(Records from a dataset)
========================================
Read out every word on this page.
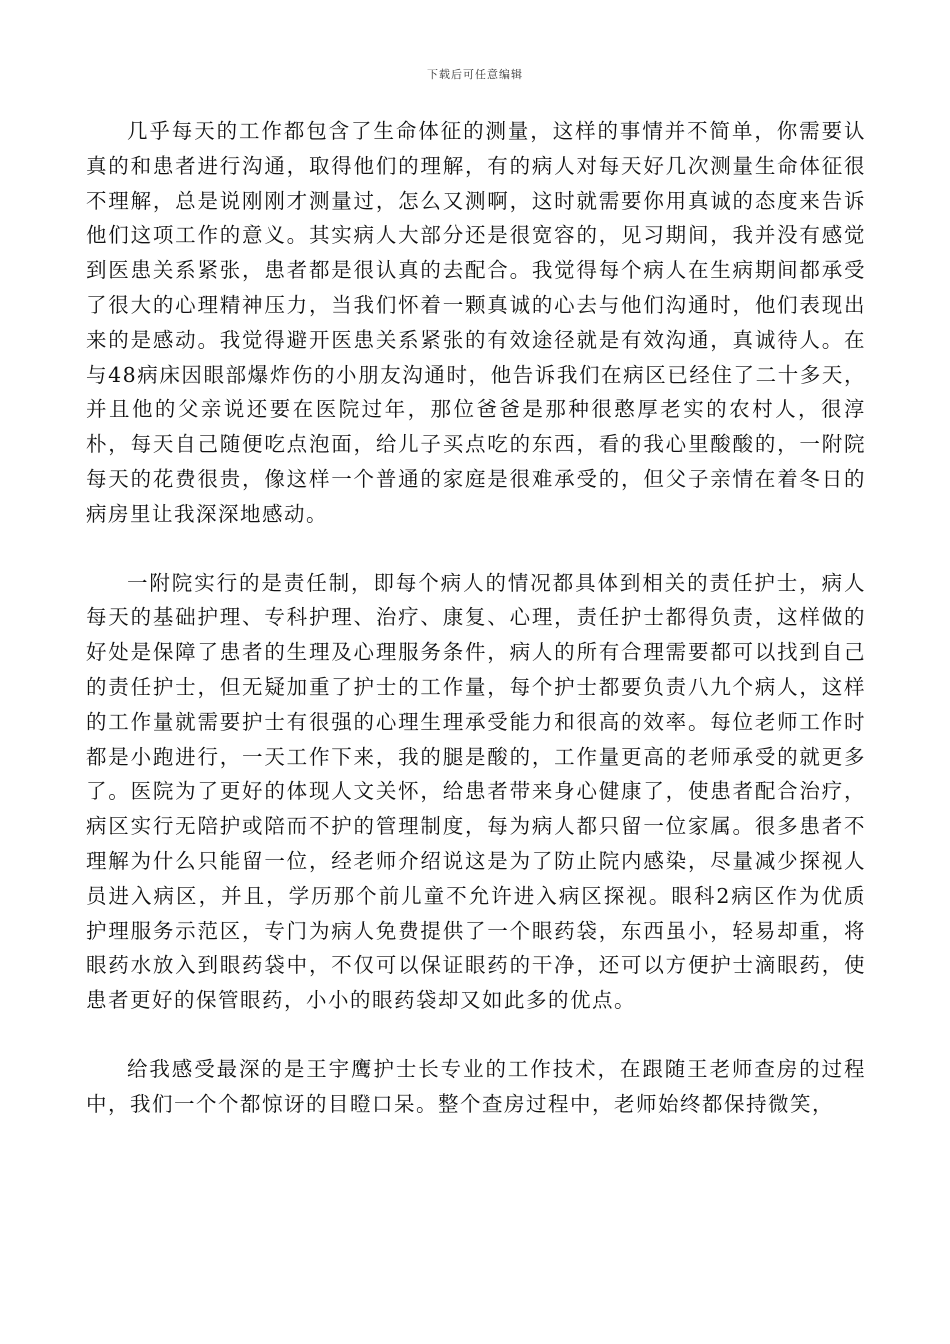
下载后可任意编辑

几乎每天的工作都包含了生命体征的测量，这样的事情并不简单，你需要认真的和患者进行沟通，取得他们的理解，有的病人对每天好几次测量生命体征很不理解，总是说刚刚才测量过，怎么又测啊，这时就需要你用真诚的态度来告诉他们这项工作的意义。其实病人大部分还是很宽容的，见习期间，我并没有感觉到医患关系紧张，患者都是很认真的去配合。我觉得每个病人在生病期间都承受了很大的心理精神压力，当我们怀着一颗真诚的心去与他们沟通时，他们表现出来的是感动。我觉得避开医患关系紧张的有效途径就是有效沟通，真诚待人。在与48病床因眼部爆炸伤的小朋友沟通时，他告诉我们在病区已经住了二十多天，并且他的父亲说还要在医院过年，那位爸爸是那种很憨厚老实的农村人，很淳朴，每天自己随便吃点泡面，给儿子买点吃的东西，看的我心里酸酸的，一附院每天的花费很贵，像这样一个普通的家庭是很难承受的，但父子亲情在着冬日的病房里让我深深地感动。

一附院实行的是责任制，即每个病人的情况都具体到相关的责任护士，病人每天的基础护理、专科护理、治疗、康复、心理，责任护士都得负责，这样做的好处是保障了患者的生理及心理服务条件，病人的所有合理需要都可以找到自己的责任护士，但无疑加重了护士的工作量，每个护士都要负责八九个病人，这样的工作量就需要护士有很强的心理生理承受能力和很高的效率。每位老师工作时都是小跑进行，一天工作下来，我的腿是酸的，工作量更高的老师承受的就更多了。医院为了更好的体现人文关怀，给患者带来身心健康了，使患者配合治疗，病区实行无陪护或陪而不护的管理制度，每为病人都只留一位家属。很多患者不理解为什么只能留一位，经老师介绍说这是为了防止院内感染，尽量减少探视人员进入病区，并且，学历那个前儿童不允许进入病区探视。眼科2病区作为优质护理服务示范区，专门为病人免费提供了一个眼药袋，东西虽小，轻易却重，将眼药水放入到眼药袋中，不仅可以保证眼药的干净，还可以方便护士滴眼药，使患者更好的保管眼药，小小的眼药袋却又如此多的优点。

给我感受最深的是王宇鹰护士长专业的工作技术，在跟随王老师查房的过程中，我们一个个都惊讶的目瞪口呆。整个查房过程中，老师始终都保持微笑，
========================================
### PROBLEM TO WORK ON
Copy out the listing exactly as it stands, but not the pictures.

### OUTPUT OF THE EXERCISE
Read out every word on this page.
下载后可任意编辑

几乎每天的工作都包含了生命体征的测量，这样的事情并不简单，你需要认真的和患者进行沟通，取得他们的理解，有的病人对每天好几次测量生命体征很不理解，总是说刚刚才测量过，怎么又测啊，这时就需要你用真诚的态度来告诉他们这项工作的意义。其实病人大部分还是很宽容的，见习期间，我并没有感觉到医患关系紧张，患者都是很认真的去配合。我觉得每个病人在生病期间都承受了很大的心理精神压力，当我们怀着一颗真诚的心去与他们沟通时，他们表现出来的是感动。我觉得避开医患关系紧张的有效途径就是有效沟通，真诚待人。在与48病床因眼部爆炸伤的小朋友沟通时，他告诉我们在病区已经住了二十多天，并且他的父亲说还要在医院过年，那位爸爸是那种很憨厚老实的农村人，很淳朴，每天自己随便吃点泡面，给儿子买点吃的东西，看的我心里酸酸的，一附院每天的花费很贵，像这样一个普通的家庭是很难承受的，但父子亲情在着冬日的病房里让我深深地感动。

一附院实行的是责任制，即每个病人的情况都具体到相关的责任护士，病人每天的基础护理、专科护理、治疗、康复、心理，责任护士都得负责，这样做的好处是保障了患者的生理及心理服务条件，病人的所有合理需要都可以找到自己的责任护士，但无疑加重了护士的工作量，每个护士都要负责八九个病人，这样的工作量就需要护士有很强的心理生理承受能力和很高的效率。每位老师工作时都是小跑进行，一天工作下来，我的腿是酸的，工作量更高的老师承受的就更多了。医院为了更好的体现人文关怀，给患者带来身心健康了，使患者配合治疗，病区实行无陪护或陪而不护的管理制度，每为病人都只留一位家属。很多患者不理解为什么只能留一位，经老师介绍说这是为了防止院内感染，尽量减少探视人员进入病区，并且，学历那个前儿童不允许进入病区探视。眼科2病区作为优质护理服务示范区，专门为病人免费提供了一个眼药袋，东西虽小，轻易却重，将眼药水放入到眼药袋中，不仅可以保证眼药的干净，还可以方便护士滴眼药，使患者更好的保管眼药，小小的眼药袋却又如此多的优点。

给我感受最深的是王宇鹰护士长专业的工作技术，在跟随王老师查房的过程中，我们一个个都惊讶的目瞪口呆。整个查房过程中，老师始终都保持微笑，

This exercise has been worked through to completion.